SOURCE:
-- START --
Prescott, Prescott, what have you seen?
Precious Prescott, can we make your ghost stories come untrue?
Prescott, little Prescott, you are far away as I write, miles from my arms and light years from my power.
Little feels as lonely as “helpless,” but I am not alone today. No sooner did I sigh, “I can’t stop thinking about Prescott,” than the sighs piled high: “me too,” “me three!” The Tabby’s Place staff is one gnarled love knot of concern today, our hearts as one for one grey cat.
Little feels as lonely as “helpless,” but you, Prescott, are neither. You are in the sturdy care of Dr. Fantastic, the emergency vet we trust with our precious gems and our rarest treasures.
Little feels as lonely as “helpless,” but you have never been less alone in your life. When you came from tiny Rhode Island to weird New Jersey, you came into a family that loved you before we held you.
Prescott, gentle Prescott, we are yearning to hold you now.
We yearn to hold the shards of your story in a way that doesn’t cut us to the bone. We hunger to hold out hope for a world that can do what was done to you. We long to hold, in the same hand, the truth of your trauma and the triumph of grace.
-- END --
WHAT YOU WILL DO:
• A. Quote the piece about Prescott from "Precious Prescott, can" up to and including "one grey cat.".
• B. Continue the piece about Prescott the cat from where it stops.
The lines come from a source separate from the piece about Prescott.

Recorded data
-- START --
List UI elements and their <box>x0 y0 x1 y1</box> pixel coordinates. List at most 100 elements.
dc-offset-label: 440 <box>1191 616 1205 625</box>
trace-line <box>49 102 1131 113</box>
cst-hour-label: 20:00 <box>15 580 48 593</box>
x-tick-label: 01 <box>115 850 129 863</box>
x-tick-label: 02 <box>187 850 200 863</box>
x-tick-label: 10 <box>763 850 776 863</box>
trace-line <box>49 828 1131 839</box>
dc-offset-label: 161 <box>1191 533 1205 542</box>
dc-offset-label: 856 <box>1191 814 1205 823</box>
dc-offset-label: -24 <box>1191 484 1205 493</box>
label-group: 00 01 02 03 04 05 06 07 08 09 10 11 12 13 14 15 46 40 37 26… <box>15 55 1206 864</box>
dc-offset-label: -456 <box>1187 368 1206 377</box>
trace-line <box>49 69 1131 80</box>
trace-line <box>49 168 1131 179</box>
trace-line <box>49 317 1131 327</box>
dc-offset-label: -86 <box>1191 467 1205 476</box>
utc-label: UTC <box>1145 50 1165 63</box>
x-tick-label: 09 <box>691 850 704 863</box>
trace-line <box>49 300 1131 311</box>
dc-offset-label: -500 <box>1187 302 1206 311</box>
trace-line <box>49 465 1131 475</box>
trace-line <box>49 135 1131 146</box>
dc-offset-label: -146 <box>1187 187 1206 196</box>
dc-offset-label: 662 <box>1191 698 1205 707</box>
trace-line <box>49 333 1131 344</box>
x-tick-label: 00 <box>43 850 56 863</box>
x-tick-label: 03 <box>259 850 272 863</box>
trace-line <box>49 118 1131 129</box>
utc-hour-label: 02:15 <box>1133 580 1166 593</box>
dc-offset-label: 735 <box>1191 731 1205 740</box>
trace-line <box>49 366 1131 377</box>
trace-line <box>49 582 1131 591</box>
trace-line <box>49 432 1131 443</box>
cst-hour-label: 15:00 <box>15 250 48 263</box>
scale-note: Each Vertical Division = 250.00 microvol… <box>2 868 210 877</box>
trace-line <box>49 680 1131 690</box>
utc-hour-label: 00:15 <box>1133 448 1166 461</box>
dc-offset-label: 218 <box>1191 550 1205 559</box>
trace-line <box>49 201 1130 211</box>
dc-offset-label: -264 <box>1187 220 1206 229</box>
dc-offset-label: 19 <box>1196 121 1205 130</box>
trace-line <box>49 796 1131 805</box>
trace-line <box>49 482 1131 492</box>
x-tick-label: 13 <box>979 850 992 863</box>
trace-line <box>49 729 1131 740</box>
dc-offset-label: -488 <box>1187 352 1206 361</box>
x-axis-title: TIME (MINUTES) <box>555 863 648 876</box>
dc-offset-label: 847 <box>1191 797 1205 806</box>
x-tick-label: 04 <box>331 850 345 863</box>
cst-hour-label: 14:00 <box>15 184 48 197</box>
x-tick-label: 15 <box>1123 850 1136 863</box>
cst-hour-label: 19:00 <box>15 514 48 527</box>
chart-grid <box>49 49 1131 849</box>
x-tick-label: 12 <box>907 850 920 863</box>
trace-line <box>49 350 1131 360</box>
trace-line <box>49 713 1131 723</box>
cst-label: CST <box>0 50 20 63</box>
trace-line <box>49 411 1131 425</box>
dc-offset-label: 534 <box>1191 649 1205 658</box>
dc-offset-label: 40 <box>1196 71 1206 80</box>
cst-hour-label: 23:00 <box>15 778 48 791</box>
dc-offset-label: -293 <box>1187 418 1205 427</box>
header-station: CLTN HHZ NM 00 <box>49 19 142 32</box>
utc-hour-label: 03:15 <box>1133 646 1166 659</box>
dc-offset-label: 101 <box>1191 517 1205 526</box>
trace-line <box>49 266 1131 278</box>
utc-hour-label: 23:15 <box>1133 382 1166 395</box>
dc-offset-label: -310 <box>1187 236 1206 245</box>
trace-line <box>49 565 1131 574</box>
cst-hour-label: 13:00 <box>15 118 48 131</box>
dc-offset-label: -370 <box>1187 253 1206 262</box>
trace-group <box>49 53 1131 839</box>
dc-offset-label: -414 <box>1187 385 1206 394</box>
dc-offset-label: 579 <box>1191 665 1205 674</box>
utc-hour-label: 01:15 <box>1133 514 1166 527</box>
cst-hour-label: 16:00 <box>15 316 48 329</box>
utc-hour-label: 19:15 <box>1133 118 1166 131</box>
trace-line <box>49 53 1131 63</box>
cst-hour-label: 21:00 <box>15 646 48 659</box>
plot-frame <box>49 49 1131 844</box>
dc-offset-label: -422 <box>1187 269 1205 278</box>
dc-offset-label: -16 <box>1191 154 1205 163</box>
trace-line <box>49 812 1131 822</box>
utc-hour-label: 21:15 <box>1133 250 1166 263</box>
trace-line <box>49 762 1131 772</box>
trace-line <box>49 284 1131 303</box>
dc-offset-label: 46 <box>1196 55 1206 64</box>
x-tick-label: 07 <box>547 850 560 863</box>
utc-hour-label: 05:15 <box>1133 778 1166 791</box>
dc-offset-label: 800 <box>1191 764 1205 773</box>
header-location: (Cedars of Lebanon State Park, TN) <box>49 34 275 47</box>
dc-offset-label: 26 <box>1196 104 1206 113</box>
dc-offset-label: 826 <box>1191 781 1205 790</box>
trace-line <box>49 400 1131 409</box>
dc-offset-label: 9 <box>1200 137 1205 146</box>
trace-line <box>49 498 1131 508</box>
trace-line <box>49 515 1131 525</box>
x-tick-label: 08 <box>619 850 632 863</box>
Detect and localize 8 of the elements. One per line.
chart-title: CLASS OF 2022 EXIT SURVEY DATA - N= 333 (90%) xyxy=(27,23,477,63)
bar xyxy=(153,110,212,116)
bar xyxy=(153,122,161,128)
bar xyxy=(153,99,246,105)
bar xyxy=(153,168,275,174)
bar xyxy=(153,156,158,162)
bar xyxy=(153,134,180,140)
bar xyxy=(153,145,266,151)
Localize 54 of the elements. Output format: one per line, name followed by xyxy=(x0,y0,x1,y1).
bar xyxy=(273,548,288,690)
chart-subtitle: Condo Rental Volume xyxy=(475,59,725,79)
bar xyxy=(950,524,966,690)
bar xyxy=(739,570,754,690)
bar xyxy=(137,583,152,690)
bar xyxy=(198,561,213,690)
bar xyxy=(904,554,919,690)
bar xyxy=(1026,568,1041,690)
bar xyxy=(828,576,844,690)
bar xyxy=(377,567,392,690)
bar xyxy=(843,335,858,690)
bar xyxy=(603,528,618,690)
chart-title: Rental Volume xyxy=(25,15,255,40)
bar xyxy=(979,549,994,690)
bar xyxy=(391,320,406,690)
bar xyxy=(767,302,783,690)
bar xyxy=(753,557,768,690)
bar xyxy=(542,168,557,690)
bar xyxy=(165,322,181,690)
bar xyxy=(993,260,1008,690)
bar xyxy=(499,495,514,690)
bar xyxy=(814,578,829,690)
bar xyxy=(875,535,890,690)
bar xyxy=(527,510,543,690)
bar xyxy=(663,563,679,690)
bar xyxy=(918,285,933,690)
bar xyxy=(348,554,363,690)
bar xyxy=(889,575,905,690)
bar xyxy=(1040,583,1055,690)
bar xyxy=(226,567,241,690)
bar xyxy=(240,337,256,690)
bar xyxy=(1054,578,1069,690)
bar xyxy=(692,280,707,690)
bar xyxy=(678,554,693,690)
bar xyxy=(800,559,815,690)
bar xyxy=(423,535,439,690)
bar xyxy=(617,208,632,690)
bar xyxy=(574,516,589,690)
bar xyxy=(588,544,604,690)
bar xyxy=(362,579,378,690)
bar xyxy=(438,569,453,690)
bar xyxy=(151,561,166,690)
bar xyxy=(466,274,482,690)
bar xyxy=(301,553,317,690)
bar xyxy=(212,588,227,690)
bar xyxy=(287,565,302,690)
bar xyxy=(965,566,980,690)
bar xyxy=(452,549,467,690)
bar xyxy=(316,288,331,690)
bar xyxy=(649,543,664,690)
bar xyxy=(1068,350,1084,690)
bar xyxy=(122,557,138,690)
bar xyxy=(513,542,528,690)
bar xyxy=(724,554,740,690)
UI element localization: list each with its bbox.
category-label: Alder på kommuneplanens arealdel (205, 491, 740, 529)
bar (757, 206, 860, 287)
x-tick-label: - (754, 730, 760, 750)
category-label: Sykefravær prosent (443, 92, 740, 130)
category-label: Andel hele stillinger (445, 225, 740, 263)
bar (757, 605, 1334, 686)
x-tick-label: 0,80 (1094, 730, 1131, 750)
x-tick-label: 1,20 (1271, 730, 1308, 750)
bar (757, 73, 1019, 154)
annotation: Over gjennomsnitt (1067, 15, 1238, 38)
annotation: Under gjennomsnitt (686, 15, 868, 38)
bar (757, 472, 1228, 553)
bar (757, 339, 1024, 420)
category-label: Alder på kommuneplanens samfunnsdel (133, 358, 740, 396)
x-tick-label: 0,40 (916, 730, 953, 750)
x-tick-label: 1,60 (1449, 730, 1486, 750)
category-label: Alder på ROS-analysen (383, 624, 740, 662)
-- END --
RESPONSES TO THE TASKS:
• A.
Precious Prescott, can we make your ghost stories come untrue?
Prescott, little Prescott, you are far away as I write, miles from my arms and light years from my power.
Little feels as lonely as “helpless,” but I am not alone today. No sooner did I sigh, “I can’t stop thinking about Prescott,” than the sighs piled high: “me too,” “me three!” The Tabby’s Place staff is one gnarled love knot of concern today, our hearts as one for one grey cat.

• B.
Prescott, innocent Prescott, I cannot write all that I know. I couldn’t even bring myself to tell my mother when she saw my worried eyes, choking out a children’s-book version of “the little grey moonshadow who was…hurt. Badly.”
You were the one in pain, your tail pulled, your temperature tumbling, thirsty and weary and bleeding. You were the one with every right to rage, to resent, to hunker down in hate.
But we were the ones who wailed, as though the pain were ours to bear.
Prescott, mysterious Prescott, you bore us on your sparrow-soft wings. If we prided ourselves on loving you without question, you loved us in the absence of answers, loved us more than our species can ever earn or re-earn.
You trusted us, tender and thrilled just to see your face reflected back in our teary eyes. Perhaps you’d never seen yourself before, never realized how beautiful you were, how good “love” looks on little grey cats with eyes like stars.
Prescott, celestial Prescott, you held this new hope so tightly, you knocked the anger out of our arms. If you were so fixed on the future, so confident in our kindness, we had no right to despair.
We had to deliver hope, as though born for the first time in history.
We had to press on, press our fingerprints into the soft clay of the new world you deserved.
We had to hurry, for your situation was precarious.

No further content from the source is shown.